What you should do
Please repeat all of the listing exactly.

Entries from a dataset
++++++++++

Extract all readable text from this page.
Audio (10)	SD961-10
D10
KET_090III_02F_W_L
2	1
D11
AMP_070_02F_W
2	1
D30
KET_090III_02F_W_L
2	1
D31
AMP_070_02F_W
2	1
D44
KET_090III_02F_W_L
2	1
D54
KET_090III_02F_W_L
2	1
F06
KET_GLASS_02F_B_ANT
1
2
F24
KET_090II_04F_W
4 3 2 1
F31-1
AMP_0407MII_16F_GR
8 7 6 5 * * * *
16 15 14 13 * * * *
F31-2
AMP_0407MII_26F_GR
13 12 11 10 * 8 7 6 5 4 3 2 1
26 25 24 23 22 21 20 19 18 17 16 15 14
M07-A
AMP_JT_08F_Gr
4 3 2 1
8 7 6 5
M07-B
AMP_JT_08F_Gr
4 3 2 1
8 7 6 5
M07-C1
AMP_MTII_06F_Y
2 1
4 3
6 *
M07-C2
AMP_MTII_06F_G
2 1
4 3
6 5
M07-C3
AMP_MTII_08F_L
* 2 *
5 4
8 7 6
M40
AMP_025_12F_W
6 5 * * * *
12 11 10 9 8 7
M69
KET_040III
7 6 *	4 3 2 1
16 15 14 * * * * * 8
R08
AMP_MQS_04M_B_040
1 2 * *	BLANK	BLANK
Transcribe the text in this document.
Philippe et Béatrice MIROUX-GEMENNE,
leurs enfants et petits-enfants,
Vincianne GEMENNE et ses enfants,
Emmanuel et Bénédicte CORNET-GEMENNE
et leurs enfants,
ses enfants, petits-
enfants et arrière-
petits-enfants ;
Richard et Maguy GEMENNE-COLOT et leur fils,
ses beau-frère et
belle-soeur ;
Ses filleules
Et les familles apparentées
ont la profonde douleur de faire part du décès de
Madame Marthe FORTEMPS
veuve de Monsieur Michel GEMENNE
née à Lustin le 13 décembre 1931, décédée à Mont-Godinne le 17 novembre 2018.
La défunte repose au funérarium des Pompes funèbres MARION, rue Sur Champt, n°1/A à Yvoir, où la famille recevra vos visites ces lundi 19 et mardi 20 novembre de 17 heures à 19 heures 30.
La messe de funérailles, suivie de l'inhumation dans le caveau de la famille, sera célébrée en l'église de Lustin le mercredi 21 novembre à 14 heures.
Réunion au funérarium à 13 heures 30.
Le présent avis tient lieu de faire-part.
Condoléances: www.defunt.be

++++++++++

Correct result
Extract all readable text from this page.
Audio (10)	SD961-10
D10
KET_090III_02F_W_L
2	1
D11
AMP_070_02F_W
2	1
D30
KET_090III_02F_W_L
2	1
D31
AMP_070_02F_W
2	1
D44
KET_090III_02F_W_L
2	1
D54
KET_090III_02F_W_L
2	1
F06
KET_GLASS_02F_B_ANT
1
2
F24
KET_090II_04F_W
4 3 2 1
F31-1
AMP_0407MII_16F_GR
8 7 6 5 * * * *
16 15 14 13 * * * *
F31-2
AMP_0407MII_26F_GR
13 12 11 10 * 8 7 6 5 4 3 2 1
26 25 24 23 22 21 20 19 18 17 16 15 14
M07-A
AMP_JT_08F_Gr
4 3 2 1
8 7 6 5
M07-B
AMP_JT_08F_Gr
4 3 2 1
8 7 6 5
M07-C1
AMP_MTII_06F_Y
2 1
4 3
6 *
M07-C2
AMP_MTII_06F_G
2 1
4 3
6 5
M07-C3
AMP_MTII_08F_L
* 2 *
5 4
8 7 6
M40
AMP_025_12F_W
6 5 * * * *
12 11 10 9 8 7
M69
KET_040III
7 6 *	4 3 2 1
16 15 14 * * * * * 8
R08
AMP_MQS_04M_B_040
1 2 * *	BLANK	BLANK
Transcribe the text in this document.
Philippe et Béatrice MIROUX-GEMENNE,
leurs enfants et petits-enfants,
Vincianne GEMENNE et ses enfants,
Emmanuel et Bénédicte CORNET-GEMENNE
et leurs enfants,
ses enfants, petits-
enfants et arrière-
petits-enfants ;
Richard et Maguy GEMENNE-COLOT et leur fils,
ses beau-frère et
belle-soeur ;
Ses filleules
Et les familles apparentées
ont la profonde douleur de faire part du décès de
Madame Marthe FORTEMPS
veuve de Monsieur Michel GEMENNE
née à Lustin le 13 décembre 1931, décédée à Mont-Godinne le 17 novembre 2018.
La défunte repose au funérarium des Pompes funèbres MARION, rue Sur Champt, n°1/A à Yvoir, où la famille recevra vos visites ces lundi 19 et mardi 20 novembre de 17 heures à 19 heures 30.
La messe de funérailles, suivie de l'inhumation dans le caveau de la famille, sera célébrée en l'église de Lustin le mercredi 21 novembre à 14 heures.
Réunion au funérarium à 13 heures 30.
Le présent avis tient lieu de faire-part.
Condoléances: www.defunt.be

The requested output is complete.